## Exercise objective:
Word for word, repeat the entries, minus the pictures.

## Start Extracted material

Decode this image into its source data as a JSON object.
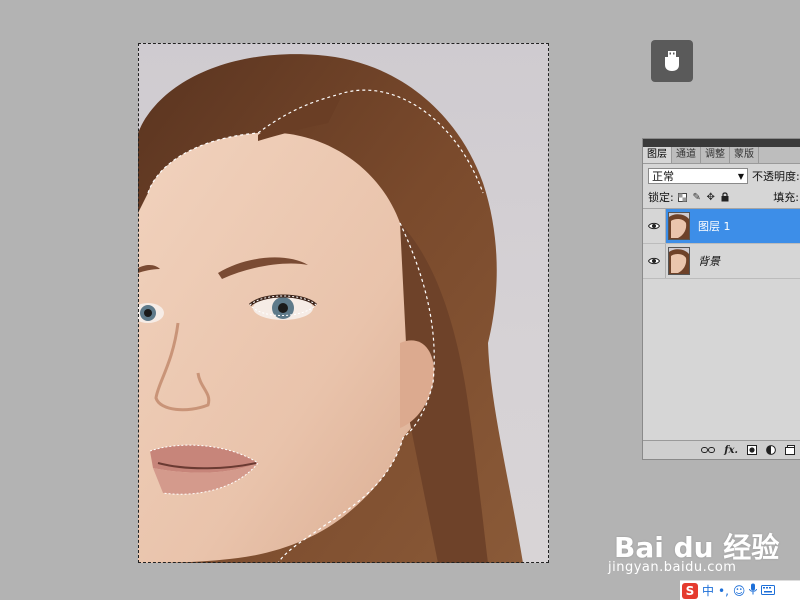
{
  "panel": {
    "tabs": [
      "图层",
      "通道",
      "调整",
      "蒙版"
    ],
    "blend_mode": "正常",
    "opacity_label": "不透明度:",
    "lock_label": "锁定:",
    "fill_label": "填充:",
    "layers": [
      {
        "name": "图层 1",
        "selected": true
      },
      {
        "name": "背景",
        "selected": false
      }
    ],
    "footer_icons": [
      "link-icon",
      "fx-icon",
      "mask-icon",
      "adjustment-icon",
      "new-layer-icon"
    ]
  },
  "watermark": {
    "main": "Bai du 经验",
    "sub": "jingyan.baidu.com"
  },
  "ime": {
    "logo": "S",
    "lang": "中",
    "icons": [
      "punctuation-icon",
      "emoji-icon",
      "mic-icon",
      "keyboard-icon"
    ]
  },
  "colors": {
    "selection": "#3d8ee8",
    "background": "#b3b3b3",
    "panel": "#d6d6d6"
  }
}
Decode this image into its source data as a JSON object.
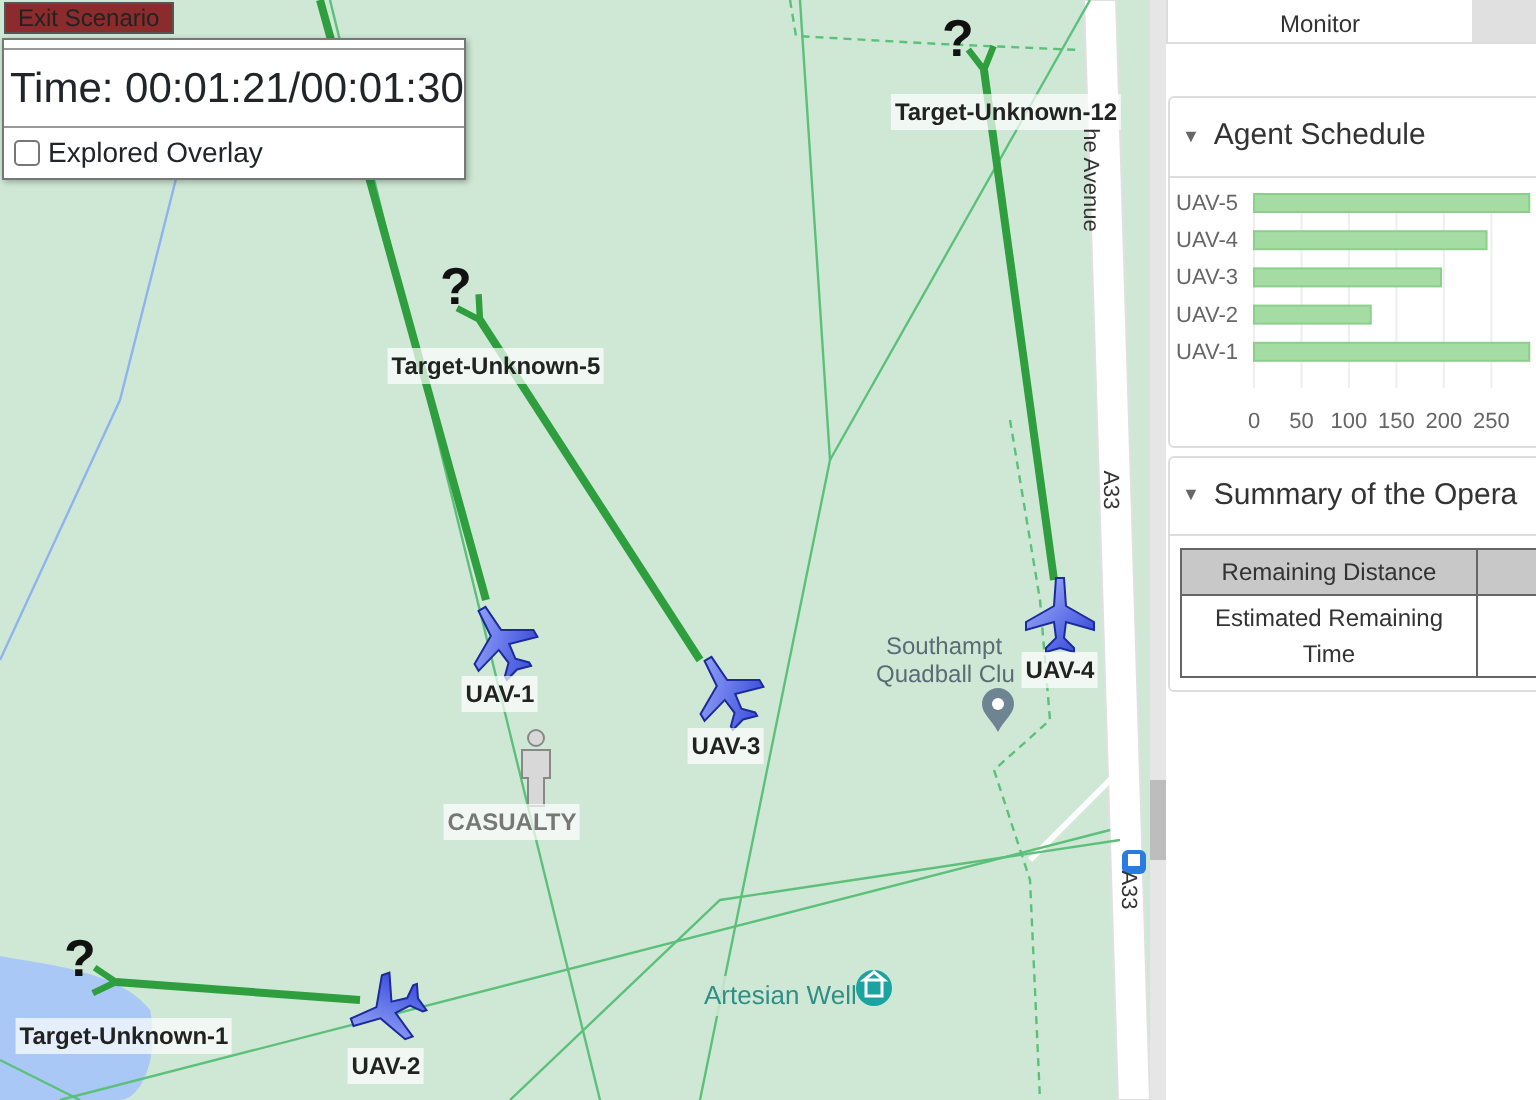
{
  "controls": {
    "exit_button": "Exit Scenario",
    "time": "Time: 00:01:21/00:01:30",
    "overlay": {
      "label": "Explored Overlay",
      "checked": false
    }
  },
  "map": {
    "agents": [
      {
        "name": "UAV-1"
      },
      {
        "name": "UAV-2"
      },
      {
        "name": "UAV-3"
      },
      {
        "name": "UAV-4"
      }
    ],
    "targets": [
      {
        "name": "Target-Unknown-12",
        "marker": "?"
      },
      {
        "name": "Target-Unknown-5",
        "marker": "?"
      },
      {
        "name": "Target-Unknown-1",
        "marker": "?"
      }
    ],
    "casualties": [
      {
        "label": "CASUALTY"
      }
    ],
    "place_labels": [
      {
        "kind": "road",
        "text": "he Avenue"
      },
      {
        "kind": "road",
        "text": "A33"
      },
      {
        "kind": "road",
        "text": "A33"
      },
      {
        "kind": "poi",
        "text": "Southampt"
      },
      {
        "kind": "poi",
        "text": "Quadball Clu"
      },
      {
        "kind": "water",
        "text": "Artesian Well"
      }
    ]
  },
  "tabs": [
    {
      "label": "Monitor",
      "selected": true
    }
  ],
  "agent_schedule": {
    "title": "Agent Schedule",
    "caret": "▼",
    "expanded": true,
    "chart_data": {
      "type": "bar",
      "orientation": "horizontal",
      "grid": true,
      "categories": [
        "UAV-5",
        "UAV-4",
        "UAV-3",
        "UAV-2",
        "UAV-1"
      ],
      "values": [
        290,
        245,
        197,
        123,
        290
      ],
      "xlim": [
        0,
        295
      ],
      "xticks": [
        0,
        50,
        100,
        150,
        200,
        250
      ]
    }
  },
  "summary": {
    "title": "Summary of the Opera",
    "caret": "▼",
    "expanded": true,
    "rows": [
      "Remaining Distance",
      "Estimated Remaining Time"
    ]
  }
}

## End Extracted material

## Exercise answer:
Decode this image into its source data as a JSON object.
{
  "panel": {
    "tabs": [
      "图层",
      "通道",
      "调整",
      "蒙版"
    ],
    "blend_mode": "正常",
    "opacity_label": "不透明度:",
    "lock_label": "锁定:",
    "fill_label": "填充:",
    "layers": [
      {
        "name": "图层 1",
        "selected": true
      },
      {
        "name": "背景",
        "selected": false
      }
    ],
    "footer_icons": [
      "link-icon",
      "fx-icon",
      "mask-icon",
      "adjustment-icon",
      "new-layer-icon"
    ]
  },
  "watermark": {
    "main": "Bai du 经验",
    "sub": "jingyan.baidu.com"
  },
  "ime": {
    "logo": "S",
    "lang": "中",
    "icons": [
      "punctuation-icon",
      "emoji-icon",
      "mic-icon",
      "keyboard-icon"
    ]
  },
  "colors": {
    "selection": "#3d8ee8",
    "background": "#b3b3b3",
    "panel": "#d6d6d6"
  }
}
Decode this image into its source data as a JSON object.
{
  "controls": {
    "exit_button": "Exit Scenario",
    "time": "Time: 00:01:21/00:01:30",
    "overlay": {
      "label": "Explored Overlay",
      "checked": false
    }
  },
  "map": {
    "agents": [
      {
        "name": "UAV-1"
      },
      {
        "name": "UAV-2"
      },
      {
        "name": "UAV-3"
      },
      {
        "name": "UAV-4"
      }
    ],
    "targets": [
      {
        "name": "Target-Unknown-12",
        "marker": "?"
      },
      {
        "name": "Target-Unknown-5",
        "marker": "?"
      },
      {
        "name": "Target-Unknown-1",
        "marker": "?"
      }
    ],
    "casualties": [
      {
        "label": "CASUALTY"
      }
    ],
    "place_labels": [
      {
        "kind": "road",
        "text": "he Avenue"
      },
      {
        "kind": "road",
        "text": "A33"
      },
      {
        "kind": "road",
        "text": "A33"
      },
      {
        "kind": "poi",
        "text": "Southampt"
      },
      {
        "kind": "poi",
        "text": "Quadball Clu"
      },
      {
        "kind": "water",
        "text": "Artesian Well"
      }
    ]
  },
  "tabs": [
    {
      "label": "Monitor",
      "selected": true
    }
  ],
  "agent_schedule": {
    "title": "Agent Schedule",
    "caret": "▼",
    "expanded": true,
    "chart_data": {
      "type": "bar",
      "orientation": "horizontal",
      "grid": true,
      "categories": [
        "UAV-5",
        "UAV-4",
        "UAV-3",
        "UAV-2",
        "UAV-1"
      ],
      "values": [
        290,
        245,
        197,
        123,
        290
      ],
      "xlim": [
        0,
        295
      ],
      "xticks": [
        0,
        50,
        100,
        150,
        200,
        250
      ]
    }
  },
  "summary": {
    "title": "Summary of the Opera",
    "caret": "▼",
    "expanded": true,
    "rows": [
      "Remaining Distance",
      "Estimated Remaining Time"
    ]
  }
}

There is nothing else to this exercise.